* Written request *
Look through the records below and collect all lines that hold the string "name".

Saved entries
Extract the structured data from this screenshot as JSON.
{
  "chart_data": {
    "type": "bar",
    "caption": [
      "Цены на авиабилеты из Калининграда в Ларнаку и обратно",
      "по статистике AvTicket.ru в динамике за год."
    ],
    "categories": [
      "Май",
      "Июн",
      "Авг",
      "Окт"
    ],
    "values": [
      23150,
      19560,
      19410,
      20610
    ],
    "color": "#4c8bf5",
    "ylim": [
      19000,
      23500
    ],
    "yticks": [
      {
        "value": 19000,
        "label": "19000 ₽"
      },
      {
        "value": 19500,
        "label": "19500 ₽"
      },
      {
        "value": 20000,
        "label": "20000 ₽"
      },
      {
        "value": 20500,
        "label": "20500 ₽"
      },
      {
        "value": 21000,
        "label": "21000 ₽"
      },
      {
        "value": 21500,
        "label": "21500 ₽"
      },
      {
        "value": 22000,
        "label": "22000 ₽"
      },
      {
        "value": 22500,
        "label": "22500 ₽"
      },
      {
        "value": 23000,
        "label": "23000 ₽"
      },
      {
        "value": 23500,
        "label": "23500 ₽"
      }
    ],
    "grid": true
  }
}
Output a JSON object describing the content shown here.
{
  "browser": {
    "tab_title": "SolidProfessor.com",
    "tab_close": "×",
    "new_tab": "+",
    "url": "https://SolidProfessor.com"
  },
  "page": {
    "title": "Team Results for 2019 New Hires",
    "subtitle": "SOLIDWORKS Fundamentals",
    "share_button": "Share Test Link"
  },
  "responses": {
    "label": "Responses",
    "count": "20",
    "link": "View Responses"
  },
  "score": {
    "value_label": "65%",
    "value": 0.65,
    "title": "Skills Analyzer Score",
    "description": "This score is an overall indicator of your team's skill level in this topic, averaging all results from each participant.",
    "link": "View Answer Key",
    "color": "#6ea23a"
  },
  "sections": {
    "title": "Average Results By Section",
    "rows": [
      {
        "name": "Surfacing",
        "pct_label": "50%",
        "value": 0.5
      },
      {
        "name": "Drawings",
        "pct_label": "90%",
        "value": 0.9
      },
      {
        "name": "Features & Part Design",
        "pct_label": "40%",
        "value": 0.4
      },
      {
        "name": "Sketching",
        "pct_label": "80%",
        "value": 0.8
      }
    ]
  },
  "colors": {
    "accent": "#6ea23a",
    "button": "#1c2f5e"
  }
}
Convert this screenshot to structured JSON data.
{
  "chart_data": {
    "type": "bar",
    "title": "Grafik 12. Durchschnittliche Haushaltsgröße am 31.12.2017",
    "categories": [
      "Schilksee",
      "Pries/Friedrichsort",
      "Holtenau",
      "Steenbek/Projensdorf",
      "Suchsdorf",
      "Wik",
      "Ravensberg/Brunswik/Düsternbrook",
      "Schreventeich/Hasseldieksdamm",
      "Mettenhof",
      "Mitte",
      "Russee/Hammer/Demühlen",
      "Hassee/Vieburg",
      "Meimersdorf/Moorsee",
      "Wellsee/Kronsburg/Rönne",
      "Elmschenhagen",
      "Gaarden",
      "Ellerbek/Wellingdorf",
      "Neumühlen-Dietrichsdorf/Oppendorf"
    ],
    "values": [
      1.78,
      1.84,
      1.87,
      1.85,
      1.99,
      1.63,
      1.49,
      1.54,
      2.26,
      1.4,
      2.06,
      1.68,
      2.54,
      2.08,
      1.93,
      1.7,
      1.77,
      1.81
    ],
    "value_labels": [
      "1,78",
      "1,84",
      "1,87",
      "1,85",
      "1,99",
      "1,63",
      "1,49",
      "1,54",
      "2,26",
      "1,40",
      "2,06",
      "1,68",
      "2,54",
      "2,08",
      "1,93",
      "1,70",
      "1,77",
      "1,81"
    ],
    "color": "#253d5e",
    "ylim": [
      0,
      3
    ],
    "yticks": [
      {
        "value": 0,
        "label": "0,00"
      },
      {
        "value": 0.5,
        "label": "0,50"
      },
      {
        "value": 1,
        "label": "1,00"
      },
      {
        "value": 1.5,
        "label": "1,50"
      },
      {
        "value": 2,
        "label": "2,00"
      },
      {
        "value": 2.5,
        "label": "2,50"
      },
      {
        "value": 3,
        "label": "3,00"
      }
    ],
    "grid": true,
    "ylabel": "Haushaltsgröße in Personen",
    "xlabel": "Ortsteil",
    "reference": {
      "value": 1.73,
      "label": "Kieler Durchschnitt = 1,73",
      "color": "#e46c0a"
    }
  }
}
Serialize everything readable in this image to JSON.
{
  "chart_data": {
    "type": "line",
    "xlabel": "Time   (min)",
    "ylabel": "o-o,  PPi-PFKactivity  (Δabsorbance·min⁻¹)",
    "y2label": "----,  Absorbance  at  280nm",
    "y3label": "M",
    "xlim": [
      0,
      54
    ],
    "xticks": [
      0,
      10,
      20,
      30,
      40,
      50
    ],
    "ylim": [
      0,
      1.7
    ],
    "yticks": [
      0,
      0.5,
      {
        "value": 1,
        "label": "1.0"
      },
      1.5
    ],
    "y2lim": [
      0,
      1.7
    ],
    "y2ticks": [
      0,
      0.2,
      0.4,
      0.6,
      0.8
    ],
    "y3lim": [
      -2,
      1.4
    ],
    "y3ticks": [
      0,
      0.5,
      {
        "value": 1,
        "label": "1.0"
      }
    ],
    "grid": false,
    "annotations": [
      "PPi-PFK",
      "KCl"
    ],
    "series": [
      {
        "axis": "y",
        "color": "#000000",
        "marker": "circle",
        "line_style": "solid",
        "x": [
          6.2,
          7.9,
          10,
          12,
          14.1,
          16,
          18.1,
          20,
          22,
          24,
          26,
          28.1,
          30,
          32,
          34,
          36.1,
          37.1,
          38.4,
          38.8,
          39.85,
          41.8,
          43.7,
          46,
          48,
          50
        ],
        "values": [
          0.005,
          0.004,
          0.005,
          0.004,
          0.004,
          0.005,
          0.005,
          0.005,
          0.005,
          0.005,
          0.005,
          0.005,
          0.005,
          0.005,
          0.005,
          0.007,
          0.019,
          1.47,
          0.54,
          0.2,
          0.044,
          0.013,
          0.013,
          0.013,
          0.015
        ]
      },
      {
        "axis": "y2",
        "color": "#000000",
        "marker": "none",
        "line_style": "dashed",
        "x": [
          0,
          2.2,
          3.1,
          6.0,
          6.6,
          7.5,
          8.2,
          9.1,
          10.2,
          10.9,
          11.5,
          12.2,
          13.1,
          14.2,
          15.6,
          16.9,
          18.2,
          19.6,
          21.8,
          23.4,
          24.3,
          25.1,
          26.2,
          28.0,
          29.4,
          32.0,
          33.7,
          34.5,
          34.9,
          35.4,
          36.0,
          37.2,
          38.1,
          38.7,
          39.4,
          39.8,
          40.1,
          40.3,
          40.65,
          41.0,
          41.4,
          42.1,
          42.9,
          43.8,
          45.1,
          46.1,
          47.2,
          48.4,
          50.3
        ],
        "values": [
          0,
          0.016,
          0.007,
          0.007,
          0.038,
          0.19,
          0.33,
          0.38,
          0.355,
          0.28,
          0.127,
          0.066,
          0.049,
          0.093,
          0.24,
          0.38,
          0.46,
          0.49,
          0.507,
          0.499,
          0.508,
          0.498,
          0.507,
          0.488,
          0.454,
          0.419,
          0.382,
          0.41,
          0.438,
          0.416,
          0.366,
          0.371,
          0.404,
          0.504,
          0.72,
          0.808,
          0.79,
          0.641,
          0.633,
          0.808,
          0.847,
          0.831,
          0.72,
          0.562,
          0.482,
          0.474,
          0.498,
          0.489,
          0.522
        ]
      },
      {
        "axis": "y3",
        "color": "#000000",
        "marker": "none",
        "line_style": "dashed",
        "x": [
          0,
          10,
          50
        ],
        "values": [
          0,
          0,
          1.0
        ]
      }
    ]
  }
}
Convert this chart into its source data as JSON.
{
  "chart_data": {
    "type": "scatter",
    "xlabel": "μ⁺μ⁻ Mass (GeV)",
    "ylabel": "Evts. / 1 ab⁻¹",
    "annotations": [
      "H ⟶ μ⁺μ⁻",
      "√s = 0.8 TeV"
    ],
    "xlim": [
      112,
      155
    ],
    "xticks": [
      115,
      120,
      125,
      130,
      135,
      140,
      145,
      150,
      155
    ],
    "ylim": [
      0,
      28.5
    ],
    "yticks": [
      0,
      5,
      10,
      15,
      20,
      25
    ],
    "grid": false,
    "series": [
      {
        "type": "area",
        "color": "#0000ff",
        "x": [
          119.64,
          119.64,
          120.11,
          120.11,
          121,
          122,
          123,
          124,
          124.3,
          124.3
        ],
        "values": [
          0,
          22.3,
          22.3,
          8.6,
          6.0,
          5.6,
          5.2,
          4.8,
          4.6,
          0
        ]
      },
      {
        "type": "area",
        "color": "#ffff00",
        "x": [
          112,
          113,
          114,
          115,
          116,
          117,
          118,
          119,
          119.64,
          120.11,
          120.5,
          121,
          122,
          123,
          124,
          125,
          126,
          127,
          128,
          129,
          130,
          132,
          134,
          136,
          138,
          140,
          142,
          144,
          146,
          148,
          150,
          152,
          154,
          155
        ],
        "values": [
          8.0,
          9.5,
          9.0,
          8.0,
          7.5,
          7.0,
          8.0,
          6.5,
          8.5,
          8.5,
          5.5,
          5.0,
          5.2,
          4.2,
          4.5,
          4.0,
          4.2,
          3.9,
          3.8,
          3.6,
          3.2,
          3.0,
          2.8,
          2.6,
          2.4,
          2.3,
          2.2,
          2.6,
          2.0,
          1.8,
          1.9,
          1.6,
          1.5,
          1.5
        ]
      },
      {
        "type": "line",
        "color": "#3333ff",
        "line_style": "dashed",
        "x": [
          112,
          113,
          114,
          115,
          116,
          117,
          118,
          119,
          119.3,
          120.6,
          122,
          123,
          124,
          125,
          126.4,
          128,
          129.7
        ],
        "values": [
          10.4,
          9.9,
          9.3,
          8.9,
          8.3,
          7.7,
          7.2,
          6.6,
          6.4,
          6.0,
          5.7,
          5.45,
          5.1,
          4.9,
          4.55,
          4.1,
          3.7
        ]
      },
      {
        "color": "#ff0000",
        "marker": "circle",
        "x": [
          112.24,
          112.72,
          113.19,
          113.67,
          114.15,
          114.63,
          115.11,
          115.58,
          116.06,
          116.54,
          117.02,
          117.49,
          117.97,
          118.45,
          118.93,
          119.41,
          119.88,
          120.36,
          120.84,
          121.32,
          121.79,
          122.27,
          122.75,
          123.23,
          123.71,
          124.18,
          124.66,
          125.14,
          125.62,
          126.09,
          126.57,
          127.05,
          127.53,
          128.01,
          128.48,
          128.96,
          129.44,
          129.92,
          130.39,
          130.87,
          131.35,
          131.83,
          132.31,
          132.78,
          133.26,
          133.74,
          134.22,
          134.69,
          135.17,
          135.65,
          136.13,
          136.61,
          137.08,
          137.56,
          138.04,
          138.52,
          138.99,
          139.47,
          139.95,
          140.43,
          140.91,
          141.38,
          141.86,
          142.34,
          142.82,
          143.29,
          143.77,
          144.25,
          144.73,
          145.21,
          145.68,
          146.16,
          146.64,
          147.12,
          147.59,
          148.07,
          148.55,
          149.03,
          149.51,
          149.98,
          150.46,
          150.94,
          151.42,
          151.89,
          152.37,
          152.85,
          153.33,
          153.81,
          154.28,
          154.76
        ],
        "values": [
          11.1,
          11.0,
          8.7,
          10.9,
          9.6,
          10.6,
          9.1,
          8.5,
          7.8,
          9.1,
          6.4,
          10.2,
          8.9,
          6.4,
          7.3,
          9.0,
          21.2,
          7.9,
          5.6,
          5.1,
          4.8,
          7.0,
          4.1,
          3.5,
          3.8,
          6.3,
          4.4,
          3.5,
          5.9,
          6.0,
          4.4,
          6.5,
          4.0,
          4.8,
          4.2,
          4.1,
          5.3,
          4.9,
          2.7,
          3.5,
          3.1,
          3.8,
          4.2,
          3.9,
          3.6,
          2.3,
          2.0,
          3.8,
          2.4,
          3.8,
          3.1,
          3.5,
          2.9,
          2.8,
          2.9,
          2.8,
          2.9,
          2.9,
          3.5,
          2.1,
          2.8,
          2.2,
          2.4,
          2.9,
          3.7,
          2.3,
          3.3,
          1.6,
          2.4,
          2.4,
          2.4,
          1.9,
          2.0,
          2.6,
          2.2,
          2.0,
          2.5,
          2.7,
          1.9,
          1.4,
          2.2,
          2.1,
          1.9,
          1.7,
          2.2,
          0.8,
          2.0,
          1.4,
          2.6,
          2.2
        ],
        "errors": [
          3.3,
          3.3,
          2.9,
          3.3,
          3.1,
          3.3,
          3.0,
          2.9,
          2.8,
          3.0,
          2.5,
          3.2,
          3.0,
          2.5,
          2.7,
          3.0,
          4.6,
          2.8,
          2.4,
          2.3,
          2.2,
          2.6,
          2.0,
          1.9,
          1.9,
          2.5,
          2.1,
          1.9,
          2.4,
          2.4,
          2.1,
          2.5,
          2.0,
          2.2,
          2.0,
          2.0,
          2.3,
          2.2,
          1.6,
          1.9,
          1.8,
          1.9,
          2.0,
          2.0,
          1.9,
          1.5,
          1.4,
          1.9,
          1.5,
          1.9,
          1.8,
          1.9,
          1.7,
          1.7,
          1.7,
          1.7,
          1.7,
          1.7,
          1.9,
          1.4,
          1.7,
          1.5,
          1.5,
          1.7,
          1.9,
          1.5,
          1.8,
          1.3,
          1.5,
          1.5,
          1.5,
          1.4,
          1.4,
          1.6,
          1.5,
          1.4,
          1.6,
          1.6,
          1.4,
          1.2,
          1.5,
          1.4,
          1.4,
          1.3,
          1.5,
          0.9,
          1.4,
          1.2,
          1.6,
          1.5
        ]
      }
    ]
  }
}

* Expected answer *
        "name": "Surfacing",
        "name": "Drawings",
        "name": "Features & Part Design",
        "name": "Sketching",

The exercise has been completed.